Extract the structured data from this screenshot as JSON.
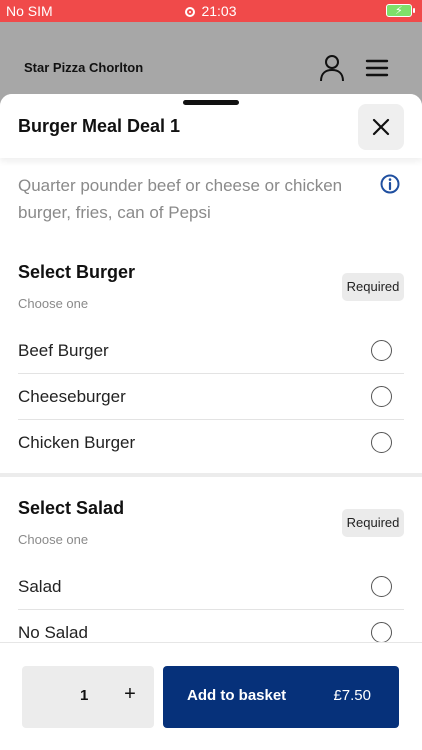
{
  "status_bar": {
    "carrier": "No SIM",
    "time": "21:03"
  },
  "header": {
    "shop_name": "Star Pizza Chorlton"
  },
  "sheet": {
    "title": "Burger Meal Deal 1",
    "description": "Quarter pounder beef or cheese or chicken burger, fries, can of Pepsi"
  },
  "groups": [
    {
      "title": "Select Burger",
      "subtitle": "Choose one",
      "badge": "Required",
      "options": [
        "Beef Burger",
        "Cheeseburger",
        "Chicken Burger"
      ]
    },
    {
      "title": "Select Salad",
      "subtitle": "Choose one",
      "badge": "Required",
      "options": [
        "Salad",
        "No Salad"
      ]
    }
  ],
  "footer": {
    "quantity": "1",
    "plus": "+",
    "add_label": "Add to basket",
    "price": "£7.50"
  },
  "colors": {
    "status_bar": "#f04a4a",
    "primary": "#06317a",
    "info": "#1f4fa0"
  }
}
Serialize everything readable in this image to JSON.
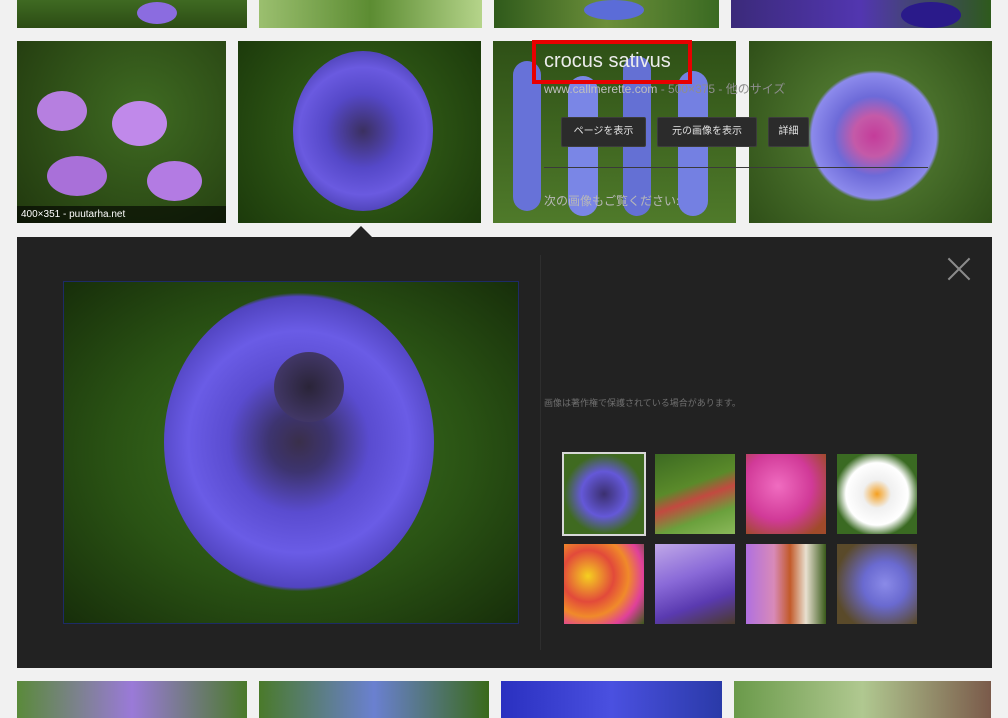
{
  "grid": {
    "row2_caption": "400×351 - puutarha.net"
  },
  "panel": {
    "title": "crocus sativus",
    "site": "www.callmerette.com",
    "size_info": " - 500×375 - 他のサイズ",
    "buttons": [
      "ページを表示",
      "元の画像を表示",
      "詳細"
    ],
    "related_label": "次の画像もご覧ください:",
    "copyright": "画像は著作権で保護されている場合があります。",
    "close_icon": "close-icon"
  },
  "colors": {
    "panel_bg": "#222222",
    "highlight_border": "#e80000",
    "page_bg": "#f1f1f1"
  }
}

_Short problem:_ Using the data above, print every line exactly, omitting pictures.

_The completed task:_
Extract the structured data from this screenshot as JSON.
{
  "status_bar": {
    "carrier": "No SIM",
    "time": "21:03"
  },
  "header": {
    "shop_name": "Star Pizza Chorlton"
  },
  "sheet": {
    "title": "Burger Meal Deal 1",
    "description": "Quarter pounder beef or cheese or chicken burger, fries, can of Pepsi"
  },
  "groups": [
    {
      "title": "Select Burger",
      "subtitle": "Choose one",
      "badge": "Required",
      "options": [
        "Beef Burger",
        "Cheeseburger",
        "Chicken Burger"
      ]
    },
    {
      "title": "Select Salad",
      "subtitle": "Choose one",
      "badge": "Required",
      "options": [
        "Salad",
        "No Salad"
      ]
    }
  ],
  "footer": {
    "quantity": "1",
    "plus": "+",
    "add_label": "Add to basket",
    "price": "£7.50"
  },
  "colors": {
    "status_bar": "#f04a4a",
    "primary": "#06317a",
    "info": "#1f4fa0"
  }
}
Serialize everything readable in this image to JSON.
{
  "grid": {
    "row2_caption": "400×351 - puutarha.net"
  },
  "panel": {
    "title": "crocus sativus",
    "site": "www.callmerette.com",
    "size_info": " - 500×375 - 他のサイズ",
    "buttons": [
      "ページを表示",
      "元の画像を表示",
      "詳細"
    ],
    "related_label": "次の画像もご覧ください:",
    "copyright": "画像は著作権で保護されている場合があります。",
    "close_icon": "close-icon"
  },
  "colors": {
    "panel_bg": "#222222",
    "highlight_border": "#e80000",
    "page_bg": "#f1f1f1"
  }
}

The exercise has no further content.